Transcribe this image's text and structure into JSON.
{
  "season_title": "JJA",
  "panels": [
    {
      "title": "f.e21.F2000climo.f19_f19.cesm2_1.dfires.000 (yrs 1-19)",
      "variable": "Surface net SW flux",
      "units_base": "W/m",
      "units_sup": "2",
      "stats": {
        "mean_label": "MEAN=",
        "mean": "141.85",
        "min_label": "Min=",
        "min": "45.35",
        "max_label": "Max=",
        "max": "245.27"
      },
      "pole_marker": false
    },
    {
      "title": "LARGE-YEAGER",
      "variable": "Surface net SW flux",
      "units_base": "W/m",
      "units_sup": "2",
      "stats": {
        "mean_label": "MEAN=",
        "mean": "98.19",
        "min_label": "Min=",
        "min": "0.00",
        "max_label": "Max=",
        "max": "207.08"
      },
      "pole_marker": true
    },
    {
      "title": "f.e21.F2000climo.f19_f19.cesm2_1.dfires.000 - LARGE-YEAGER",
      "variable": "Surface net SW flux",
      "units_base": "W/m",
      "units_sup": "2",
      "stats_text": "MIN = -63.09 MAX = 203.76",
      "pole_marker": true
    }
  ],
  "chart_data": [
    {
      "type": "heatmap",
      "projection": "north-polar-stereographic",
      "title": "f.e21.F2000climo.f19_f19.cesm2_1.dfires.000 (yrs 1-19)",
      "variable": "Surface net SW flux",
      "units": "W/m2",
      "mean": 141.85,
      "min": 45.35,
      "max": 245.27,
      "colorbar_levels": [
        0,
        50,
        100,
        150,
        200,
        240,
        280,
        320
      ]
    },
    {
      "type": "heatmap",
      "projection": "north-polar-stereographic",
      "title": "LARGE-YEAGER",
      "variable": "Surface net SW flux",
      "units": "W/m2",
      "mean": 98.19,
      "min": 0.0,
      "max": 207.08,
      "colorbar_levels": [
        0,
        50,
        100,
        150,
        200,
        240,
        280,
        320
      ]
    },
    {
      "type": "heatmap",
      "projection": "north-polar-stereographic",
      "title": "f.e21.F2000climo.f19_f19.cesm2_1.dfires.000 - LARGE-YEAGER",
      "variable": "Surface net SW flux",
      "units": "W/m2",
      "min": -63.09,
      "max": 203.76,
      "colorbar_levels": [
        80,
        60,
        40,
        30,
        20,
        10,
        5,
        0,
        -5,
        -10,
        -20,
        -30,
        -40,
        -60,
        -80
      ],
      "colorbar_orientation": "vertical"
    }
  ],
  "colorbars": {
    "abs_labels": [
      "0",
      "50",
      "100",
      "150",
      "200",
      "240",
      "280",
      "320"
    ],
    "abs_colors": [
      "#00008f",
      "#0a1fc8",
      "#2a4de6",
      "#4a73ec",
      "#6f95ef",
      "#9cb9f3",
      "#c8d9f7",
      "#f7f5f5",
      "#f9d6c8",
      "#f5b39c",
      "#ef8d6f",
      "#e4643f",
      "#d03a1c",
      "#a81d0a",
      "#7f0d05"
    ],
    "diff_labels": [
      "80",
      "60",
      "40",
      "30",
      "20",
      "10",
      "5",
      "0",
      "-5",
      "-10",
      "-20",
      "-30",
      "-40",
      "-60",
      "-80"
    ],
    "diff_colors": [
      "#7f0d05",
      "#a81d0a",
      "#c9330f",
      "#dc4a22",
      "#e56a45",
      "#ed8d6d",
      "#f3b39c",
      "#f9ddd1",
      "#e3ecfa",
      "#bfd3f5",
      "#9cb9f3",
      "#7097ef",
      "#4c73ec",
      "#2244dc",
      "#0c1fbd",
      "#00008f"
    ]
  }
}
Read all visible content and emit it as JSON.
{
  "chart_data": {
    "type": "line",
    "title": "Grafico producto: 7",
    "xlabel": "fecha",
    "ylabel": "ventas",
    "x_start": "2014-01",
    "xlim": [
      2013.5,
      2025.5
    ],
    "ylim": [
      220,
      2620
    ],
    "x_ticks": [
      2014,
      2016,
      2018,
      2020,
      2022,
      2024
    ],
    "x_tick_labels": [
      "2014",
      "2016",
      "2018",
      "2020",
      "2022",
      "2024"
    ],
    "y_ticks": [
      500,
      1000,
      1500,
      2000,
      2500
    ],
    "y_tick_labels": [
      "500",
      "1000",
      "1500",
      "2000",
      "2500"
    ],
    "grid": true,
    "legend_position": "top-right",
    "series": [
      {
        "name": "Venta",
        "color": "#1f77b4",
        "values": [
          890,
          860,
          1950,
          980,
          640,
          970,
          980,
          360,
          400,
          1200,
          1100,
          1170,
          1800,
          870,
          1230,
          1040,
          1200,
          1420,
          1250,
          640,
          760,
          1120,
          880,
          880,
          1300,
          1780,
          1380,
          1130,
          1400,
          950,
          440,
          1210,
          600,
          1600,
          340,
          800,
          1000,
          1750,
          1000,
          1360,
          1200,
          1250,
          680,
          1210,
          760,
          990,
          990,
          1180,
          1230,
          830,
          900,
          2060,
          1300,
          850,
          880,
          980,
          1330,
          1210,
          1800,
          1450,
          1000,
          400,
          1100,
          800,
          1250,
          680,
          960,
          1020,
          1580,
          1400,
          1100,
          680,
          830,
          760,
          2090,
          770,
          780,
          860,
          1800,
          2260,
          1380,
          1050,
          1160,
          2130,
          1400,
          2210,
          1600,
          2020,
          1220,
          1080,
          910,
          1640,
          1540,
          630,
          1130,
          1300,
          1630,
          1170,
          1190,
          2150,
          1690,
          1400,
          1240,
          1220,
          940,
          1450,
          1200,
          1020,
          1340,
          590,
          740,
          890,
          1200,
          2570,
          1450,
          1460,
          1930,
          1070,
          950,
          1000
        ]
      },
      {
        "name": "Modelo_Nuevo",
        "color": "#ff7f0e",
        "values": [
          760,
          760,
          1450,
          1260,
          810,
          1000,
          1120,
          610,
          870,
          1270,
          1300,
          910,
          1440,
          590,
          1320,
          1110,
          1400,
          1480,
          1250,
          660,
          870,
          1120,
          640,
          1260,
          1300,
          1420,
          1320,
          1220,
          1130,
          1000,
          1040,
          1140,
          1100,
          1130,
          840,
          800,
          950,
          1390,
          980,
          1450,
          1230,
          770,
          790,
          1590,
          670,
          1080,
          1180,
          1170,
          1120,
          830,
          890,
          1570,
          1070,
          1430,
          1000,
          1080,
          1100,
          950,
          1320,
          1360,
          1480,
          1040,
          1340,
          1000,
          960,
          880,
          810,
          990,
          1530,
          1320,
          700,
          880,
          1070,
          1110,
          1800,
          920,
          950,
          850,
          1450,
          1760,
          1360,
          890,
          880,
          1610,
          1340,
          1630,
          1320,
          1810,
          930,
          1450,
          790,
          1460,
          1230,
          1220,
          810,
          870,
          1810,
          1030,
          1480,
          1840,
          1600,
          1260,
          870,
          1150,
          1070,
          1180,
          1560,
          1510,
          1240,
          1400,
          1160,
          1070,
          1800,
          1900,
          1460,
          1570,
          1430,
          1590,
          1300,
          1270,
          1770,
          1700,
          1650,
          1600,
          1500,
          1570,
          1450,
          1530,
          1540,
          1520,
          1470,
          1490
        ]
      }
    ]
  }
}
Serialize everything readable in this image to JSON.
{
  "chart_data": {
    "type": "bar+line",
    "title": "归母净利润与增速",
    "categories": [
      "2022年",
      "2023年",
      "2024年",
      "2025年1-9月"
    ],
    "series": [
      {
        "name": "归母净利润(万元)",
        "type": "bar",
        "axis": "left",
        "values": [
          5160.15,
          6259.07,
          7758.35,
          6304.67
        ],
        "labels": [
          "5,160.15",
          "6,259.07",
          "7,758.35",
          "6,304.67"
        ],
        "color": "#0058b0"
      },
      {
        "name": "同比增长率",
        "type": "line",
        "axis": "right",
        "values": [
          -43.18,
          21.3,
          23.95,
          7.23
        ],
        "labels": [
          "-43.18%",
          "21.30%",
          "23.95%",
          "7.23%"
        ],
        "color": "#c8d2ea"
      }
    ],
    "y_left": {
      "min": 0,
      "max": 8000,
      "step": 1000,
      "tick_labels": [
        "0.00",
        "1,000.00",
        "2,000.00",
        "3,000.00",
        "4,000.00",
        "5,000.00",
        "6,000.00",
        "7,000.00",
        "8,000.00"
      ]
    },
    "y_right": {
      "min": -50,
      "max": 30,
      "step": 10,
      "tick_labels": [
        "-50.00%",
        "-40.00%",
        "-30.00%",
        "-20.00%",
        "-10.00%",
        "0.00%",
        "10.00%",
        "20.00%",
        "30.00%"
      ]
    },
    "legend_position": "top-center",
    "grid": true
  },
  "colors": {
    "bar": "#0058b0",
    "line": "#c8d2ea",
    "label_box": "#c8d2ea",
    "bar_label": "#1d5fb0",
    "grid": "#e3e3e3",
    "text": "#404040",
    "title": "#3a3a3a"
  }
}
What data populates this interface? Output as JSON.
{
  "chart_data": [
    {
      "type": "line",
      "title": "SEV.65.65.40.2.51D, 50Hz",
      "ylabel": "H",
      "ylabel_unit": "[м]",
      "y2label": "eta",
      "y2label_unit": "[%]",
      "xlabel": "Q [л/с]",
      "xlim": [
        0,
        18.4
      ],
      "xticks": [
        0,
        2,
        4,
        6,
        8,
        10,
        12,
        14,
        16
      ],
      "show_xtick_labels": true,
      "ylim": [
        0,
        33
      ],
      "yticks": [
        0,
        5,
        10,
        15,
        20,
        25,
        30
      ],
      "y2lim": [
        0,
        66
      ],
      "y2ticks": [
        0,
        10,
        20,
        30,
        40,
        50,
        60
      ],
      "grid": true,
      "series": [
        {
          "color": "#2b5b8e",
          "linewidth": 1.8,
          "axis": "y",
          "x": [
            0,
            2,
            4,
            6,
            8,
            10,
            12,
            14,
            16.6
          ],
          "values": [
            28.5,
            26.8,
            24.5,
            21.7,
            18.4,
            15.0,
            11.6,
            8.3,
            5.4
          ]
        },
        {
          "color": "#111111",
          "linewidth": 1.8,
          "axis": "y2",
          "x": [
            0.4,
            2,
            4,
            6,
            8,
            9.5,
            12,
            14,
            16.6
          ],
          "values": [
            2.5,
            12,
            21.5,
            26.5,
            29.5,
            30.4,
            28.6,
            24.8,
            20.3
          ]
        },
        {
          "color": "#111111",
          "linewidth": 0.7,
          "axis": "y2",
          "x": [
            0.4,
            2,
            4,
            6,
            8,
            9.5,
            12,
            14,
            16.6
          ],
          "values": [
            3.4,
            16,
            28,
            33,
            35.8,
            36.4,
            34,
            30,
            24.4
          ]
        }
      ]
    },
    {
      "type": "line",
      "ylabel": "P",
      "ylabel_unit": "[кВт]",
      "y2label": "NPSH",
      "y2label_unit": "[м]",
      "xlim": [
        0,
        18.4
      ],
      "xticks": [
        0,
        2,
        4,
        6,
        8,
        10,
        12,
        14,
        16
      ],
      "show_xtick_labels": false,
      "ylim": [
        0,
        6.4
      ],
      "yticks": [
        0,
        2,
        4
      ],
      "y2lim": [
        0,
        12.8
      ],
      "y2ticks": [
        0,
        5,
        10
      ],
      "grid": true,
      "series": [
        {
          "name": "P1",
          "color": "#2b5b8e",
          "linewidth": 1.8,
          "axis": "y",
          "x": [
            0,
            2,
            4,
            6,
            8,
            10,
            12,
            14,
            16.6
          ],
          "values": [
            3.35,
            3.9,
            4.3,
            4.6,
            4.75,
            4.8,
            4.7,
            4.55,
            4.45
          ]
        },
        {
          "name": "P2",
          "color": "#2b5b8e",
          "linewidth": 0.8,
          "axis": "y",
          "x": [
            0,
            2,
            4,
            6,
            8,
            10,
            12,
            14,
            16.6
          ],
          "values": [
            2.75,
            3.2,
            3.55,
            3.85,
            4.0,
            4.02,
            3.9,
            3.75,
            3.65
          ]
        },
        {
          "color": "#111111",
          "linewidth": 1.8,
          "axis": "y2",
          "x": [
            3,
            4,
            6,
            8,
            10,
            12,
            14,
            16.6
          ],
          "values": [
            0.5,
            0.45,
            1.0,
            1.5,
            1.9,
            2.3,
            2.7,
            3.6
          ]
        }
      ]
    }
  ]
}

## AIM OF THE EXERCISE:
Report only the number of lines that hold the string "JSON" in this listing.

## PROBLEM SOLUTION:
4